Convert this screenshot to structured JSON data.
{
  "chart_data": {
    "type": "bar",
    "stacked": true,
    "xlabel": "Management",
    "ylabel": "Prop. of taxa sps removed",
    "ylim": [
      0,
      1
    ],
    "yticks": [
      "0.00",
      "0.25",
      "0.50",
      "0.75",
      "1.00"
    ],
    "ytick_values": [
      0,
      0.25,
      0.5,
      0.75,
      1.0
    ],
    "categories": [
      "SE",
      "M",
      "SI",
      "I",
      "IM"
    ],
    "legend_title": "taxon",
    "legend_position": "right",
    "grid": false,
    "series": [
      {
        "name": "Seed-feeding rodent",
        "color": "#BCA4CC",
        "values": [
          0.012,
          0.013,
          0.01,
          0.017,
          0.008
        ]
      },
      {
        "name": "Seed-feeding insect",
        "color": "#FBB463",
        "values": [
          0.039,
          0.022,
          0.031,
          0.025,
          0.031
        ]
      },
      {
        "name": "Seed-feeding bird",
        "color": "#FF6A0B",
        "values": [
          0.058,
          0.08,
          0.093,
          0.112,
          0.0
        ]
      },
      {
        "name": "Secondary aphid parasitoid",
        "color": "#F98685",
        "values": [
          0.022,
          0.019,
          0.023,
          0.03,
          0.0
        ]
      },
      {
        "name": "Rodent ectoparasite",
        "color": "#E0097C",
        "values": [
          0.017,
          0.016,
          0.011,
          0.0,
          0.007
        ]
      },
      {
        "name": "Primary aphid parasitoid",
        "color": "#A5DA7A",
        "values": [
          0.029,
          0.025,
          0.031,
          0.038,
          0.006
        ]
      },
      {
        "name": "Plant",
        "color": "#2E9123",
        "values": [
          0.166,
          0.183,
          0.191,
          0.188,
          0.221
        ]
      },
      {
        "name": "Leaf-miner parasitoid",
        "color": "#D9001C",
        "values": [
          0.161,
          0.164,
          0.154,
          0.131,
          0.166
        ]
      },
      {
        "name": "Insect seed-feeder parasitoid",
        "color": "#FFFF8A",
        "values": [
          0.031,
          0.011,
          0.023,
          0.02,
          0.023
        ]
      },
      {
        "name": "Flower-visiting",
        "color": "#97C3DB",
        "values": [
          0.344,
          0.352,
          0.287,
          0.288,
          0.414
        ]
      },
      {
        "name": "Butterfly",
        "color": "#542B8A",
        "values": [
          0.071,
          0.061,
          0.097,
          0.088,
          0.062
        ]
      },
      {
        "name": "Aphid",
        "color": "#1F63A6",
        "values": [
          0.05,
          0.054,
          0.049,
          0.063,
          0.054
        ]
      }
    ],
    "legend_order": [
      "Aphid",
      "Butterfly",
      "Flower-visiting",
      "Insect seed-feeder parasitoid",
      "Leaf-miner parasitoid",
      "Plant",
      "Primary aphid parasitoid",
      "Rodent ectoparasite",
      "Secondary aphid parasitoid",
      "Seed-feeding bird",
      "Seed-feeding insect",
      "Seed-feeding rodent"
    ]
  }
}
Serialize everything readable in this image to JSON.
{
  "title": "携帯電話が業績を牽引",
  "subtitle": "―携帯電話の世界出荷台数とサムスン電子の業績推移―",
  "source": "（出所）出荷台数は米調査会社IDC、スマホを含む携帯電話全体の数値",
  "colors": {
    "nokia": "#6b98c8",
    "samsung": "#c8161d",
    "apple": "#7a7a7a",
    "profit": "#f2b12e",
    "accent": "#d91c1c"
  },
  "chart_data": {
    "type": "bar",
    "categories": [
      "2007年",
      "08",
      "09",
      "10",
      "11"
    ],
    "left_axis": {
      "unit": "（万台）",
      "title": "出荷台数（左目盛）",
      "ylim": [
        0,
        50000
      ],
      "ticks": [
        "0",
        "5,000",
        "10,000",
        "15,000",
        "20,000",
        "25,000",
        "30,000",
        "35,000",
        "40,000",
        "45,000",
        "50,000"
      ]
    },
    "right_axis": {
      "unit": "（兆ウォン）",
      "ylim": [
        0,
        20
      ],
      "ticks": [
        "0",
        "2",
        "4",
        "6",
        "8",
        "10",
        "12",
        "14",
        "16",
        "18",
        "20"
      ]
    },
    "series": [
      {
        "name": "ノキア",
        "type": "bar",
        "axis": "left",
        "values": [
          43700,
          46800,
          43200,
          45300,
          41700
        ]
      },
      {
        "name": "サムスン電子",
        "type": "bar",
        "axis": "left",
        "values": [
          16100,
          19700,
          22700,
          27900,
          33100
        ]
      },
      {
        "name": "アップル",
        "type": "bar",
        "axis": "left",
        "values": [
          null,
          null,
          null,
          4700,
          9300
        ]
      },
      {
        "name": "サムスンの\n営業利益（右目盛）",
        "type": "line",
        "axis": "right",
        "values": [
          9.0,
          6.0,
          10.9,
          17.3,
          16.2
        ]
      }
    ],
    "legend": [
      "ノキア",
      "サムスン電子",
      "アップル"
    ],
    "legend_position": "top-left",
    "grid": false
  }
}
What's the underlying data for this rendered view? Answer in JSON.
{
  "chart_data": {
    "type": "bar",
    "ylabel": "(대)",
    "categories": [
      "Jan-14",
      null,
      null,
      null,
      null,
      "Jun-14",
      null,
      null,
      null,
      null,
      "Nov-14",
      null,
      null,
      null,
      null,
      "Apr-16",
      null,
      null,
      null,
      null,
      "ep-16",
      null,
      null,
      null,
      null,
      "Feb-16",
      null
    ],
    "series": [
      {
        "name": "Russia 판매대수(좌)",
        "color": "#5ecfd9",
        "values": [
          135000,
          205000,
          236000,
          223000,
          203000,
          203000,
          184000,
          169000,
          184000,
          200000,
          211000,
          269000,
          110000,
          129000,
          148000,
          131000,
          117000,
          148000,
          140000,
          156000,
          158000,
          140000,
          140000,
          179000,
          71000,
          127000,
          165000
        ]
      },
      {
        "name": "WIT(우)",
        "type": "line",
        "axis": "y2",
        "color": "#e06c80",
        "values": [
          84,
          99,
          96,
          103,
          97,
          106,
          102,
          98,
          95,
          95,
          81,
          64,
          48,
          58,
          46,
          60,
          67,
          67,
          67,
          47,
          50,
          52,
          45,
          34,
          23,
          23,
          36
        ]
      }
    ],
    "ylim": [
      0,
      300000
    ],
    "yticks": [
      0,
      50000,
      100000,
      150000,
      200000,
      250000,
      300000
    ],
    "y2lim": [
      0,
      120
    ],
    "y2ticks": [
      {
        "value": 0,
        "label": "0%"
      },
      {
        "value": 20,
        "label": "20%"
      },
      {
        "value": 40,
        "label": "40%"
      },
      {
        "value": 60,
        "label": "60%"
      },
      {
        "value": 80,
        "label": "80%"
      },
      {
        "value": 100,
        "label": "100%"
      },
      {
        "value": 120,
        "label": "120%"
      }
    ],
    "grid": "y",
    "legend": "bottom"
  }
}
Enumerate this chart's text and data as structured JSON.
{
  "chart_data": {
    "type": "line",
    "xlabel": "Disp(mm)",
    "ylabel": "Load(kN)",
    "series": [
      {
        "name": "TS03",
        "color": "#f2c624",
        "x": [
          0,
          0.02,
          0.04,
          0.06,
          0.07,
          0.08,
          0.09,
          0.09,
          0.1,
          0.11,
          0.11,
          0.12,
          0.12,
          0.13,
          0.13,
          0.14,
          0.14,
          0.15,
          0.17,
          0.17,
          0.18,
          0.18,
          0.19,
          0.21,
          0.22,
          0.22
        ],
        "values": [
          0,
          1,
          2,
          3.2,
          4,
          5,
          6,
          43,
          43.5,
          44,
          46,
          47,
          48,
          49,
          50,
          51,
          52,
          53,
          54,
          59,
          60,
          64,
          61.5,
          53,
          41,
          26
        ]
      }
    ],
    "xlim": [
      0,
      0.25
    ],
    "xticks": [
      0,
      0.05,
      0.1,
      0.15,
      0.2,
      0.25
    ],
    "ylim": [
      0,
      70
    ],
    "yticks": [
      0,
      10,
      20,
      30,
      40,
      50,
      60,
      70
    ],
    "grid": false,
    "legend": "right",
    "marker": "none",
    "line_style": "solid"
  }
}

# GOAL
In the records above, how many lines include "Flower"? Give that number and nothing more.

# COMPLETE ANSWER
2